=== Description of the task ===
All entries are to be quoted exactly; the images stay out of the copy.
--- Start of Excerpted records ---
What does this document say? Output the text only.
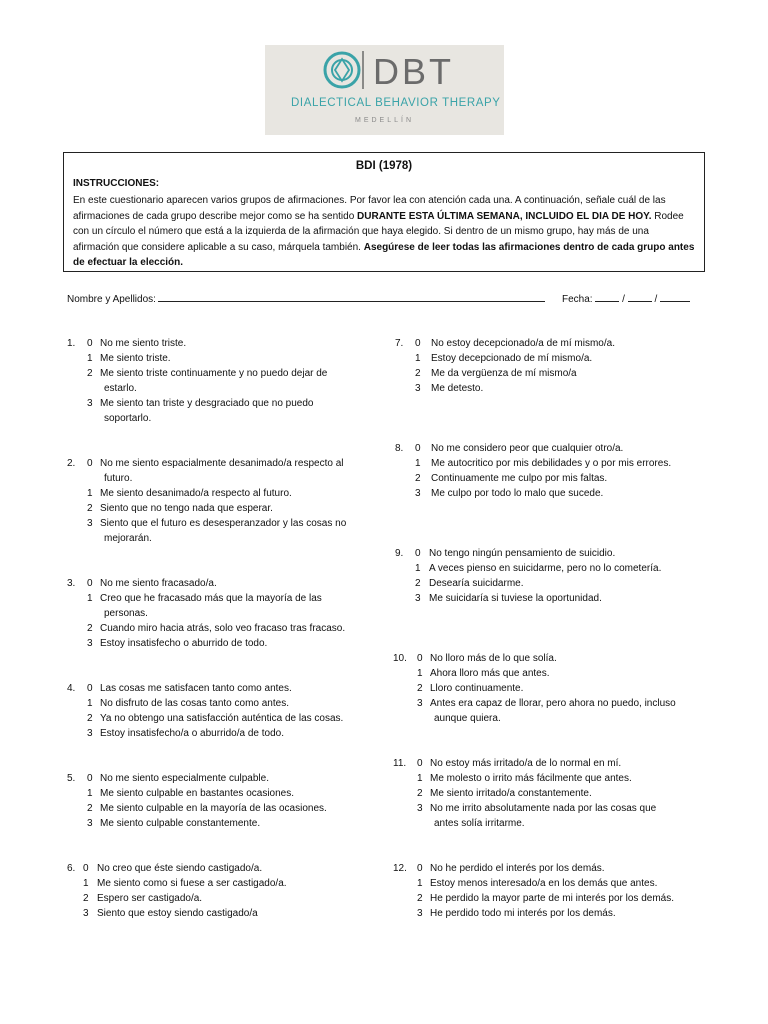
DBT
DIALECTICAL BEHAVIOR THERAPY
MEDELLÍN
BDI (1978)
INSTRUCCIONES:
En este cuestionario aparecen varios grupos de afirmaciones. Por favor lea con atención cada una. A continuación, señale cuál de las afirmaciones de cada grupo describe mejor como se ha sentido DURANTE ESTA ÚLTIMA SEMANA, INCLUIDO EL DIA DE HOY. Rodee con un círculo el número que está a la izquierda de la afirmación que haya elegido. Si dentro de un mismo grupo, hay más de una afirmación que considere aplicable a su caso, márquela también. Asegúrese de leer todas las afirmaciones dentro de cada grupo antes de efectuar la elección.
Nombre y Apellidos:	Fecha:	/	/
1. 0 No me siento triste.
1 Me siento triste.
2 Me siento triste continuamente y no puedo dejar de
estarlo.
3 Me siento tan triste y desgraciado que no puedo
soportarlo.
2. 0 No me siento espacialmente desanimado/a respecto al
futuro.
1 Me siento desanimado/a respecto al futuro.
2 Siento que no tengo nada que esperar.
3 Siento que el futuro es desesperanzador y las cosas no
mejorarán.
3. 0 No me siento fracasado/a.
1 Creo que he fracasado más que la mayoría de las
personas.
2 Cuando miro hacia atrás, solo veo fracaso tras fracaso.
3 Estoy insatisfecho o aburrido de todo.
4. 0 Las cosas me satisfacen tanto como antes.
1 No disfruto de las cosas tanto como antes.
2 Ya no obtengo una satisfacción auténtica de las cosas.
3 Estoy insatisfecho/a o aburrido/a de todo.
5. 0 No me siento especialmente culpable.
1 Me siento culpable en bastantes ocasiones.
2 Me siento culpable en la mayoría de las ocasiones.
3 Me siento culpable constantemente.
6. 0 No creo que éste siendo castigado/a.
1 Me siento como si fuese a ser castigado/a.
2 Espero ser castigado/a.
3 Siento que estoy siendo castigado/a
7. 0 No estoy decepcionado/a de mí mismo/a.
1 Estoy decepcionado de mí mismo/a.
2 Me da vergüenza de mí mismo/a
3 Me detesto.
8. 0 No me considero peor que cualquier otro/a.
1 Me autocritico por mis debilidades y o por mis errores.
2 Continuamente me culpo por mis faltas.
3 Me culpo por todo lo malo que sucede.
9. 0 No tengo ningún pensamiento de suicidio.
1 A veces pienso en suicidarme, pero no lo cometería.
2 Desearía suicidarme.
3 Me suicidaría si tuviese la oportunidad.
10. 0 No lloro más de lo que solía.
1 Ahora lloro más que antes.
2 Lloro continuamente.
3 Antes era capaz de llorar, pero ahora no puedo, incluso
aunque quiera.
11. 0 No estoy más irritado/a de lo normal en mí.
1 Me molesto o irrito más fácilmente que antes.
2 Me siento irritado/a constantemente.
3 No me irrito absolutamente nada por las cosas que
antes solía irritarme.
12. 0 No he perdido el interés por los demás.
1 Estoy menos interesado/a en los demás que antes.
2 He perdido la mayor parte de mi interés por los demás.
3 He perdido todo mi interés por los demás.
--- End of Excerpted records ---
=== Solution below ===
What does this document say? Output the text only.
DBT
DIALECTICAL BEHAVIOR THERAPY
MEDELLÍN
BDI (1978)
INSTRUCCIONES:
En este cuestionario aparecen varios grupos de afirmaciones. Por favor lea con atención cada una. A continuación, señale cuál de las afirmaciones de cada grupo describe mejor como se ha sentido DURANTE ESTA ÚLTIMA SEMANA, INCLUIDO EL DIA DE HOY. Rodee con un círculo el número que está a la izquierda de la afirmación que haya elegido. Si dentro de un mismo grupo, hay más de una afirmación que considere aplicable a su caso, márquela también. Asegúrese de leer todas las afirmaciones dentro de cada grupo antes de efectuar la elección.
Nombre y Apellidos:	Fecha:	/	/
1. 0 No me siento triste.
1 Me siento triste.
2 Me siento triste continuamente y no puedo dejar de
estarlo.
3 Me siento tan triste y desgraciado que no puedo
soportarlo.
2. 0 No me siento espacialmente desanimado/a respecto al
futuro.
1 Me siento desanimado/a respecto al futuro.
2 Siento que no tengo nada que esperar.
3 Siento que el futuro es desesperanzador y las cosas no
mejorarán.
3. 0 No me siento fracasado/a.
1 Creo que he fracasado más que la mayoría de las
personas.
2 Cuando miro hacia atrás, solo veo fracaso tras fracaso.
3 Estoy insatisfecho o aburrido de todo.
4. 0 Las cosas me satisfacen tanto como antes.
1 No disfruto de las cosas tanto como antes.
2 Ya no obtengo una satisfacción auténtica de las cosas.
3 Estoy insatisfecho/a o aburrido/a de todo.
5. 0 No me siento especialmente culpable.
1 Me siento culpable en bastantes ocasiones.
2 Me siento culpable en la mayoría de las ocasiones.
3 Me siento culpable constantemente.
6. 0 No creo que éste siendo castigado/a.
1 Me siento como si fuese a ser castigado/a.
2 Espero ser castigado/a.
3 Siento que estoy siendo castigado/a
7. 0 No estoy decepcionado/a de mí mismo/a.
1 Estoy decepcionado de mí mismo/a.
2 Me da vergüenza de mí mismo/a
3 Me detesto.
8. 0 No me considero peor que cualquier otro/a.
1 Me autocritico por mis debilidades y o por mis errores.
2 Continuamente me culpo por mis faltas.
3 Me culpo por todo lo malo que sucede.
9. 0 No tengo ningún pensamiento de suicidio.
1 A veces pienso en suicidarme, pero no lo cometería.
2 Desearía suicidarme.
3 Me suicidaría si tuviese la oportunidad.
10. 0 No lloro más de lo que solía.
1 Ahora lloro más que antes.
2 Lloro continuamente.
3 Antes era capaz de llorar, pero ahora no puedo, incluso
aunque quiera.
11. 0 No estoy más irritado/a de lo normal en mí.
1 Me molesto o irrito más fácilmente que antes.
2 Me siento irritado/a constantemente.
3 No me irrito absolutamente nada por las cosas que
antes solía irritarme.
12. 0 No he perdido el interés por los demás.
1 Estoy menos interesado/a en los demás que antes.
2 He perdido la mayor parte de mi interés por los demás.
3 He perdido todo mi interés por los demás.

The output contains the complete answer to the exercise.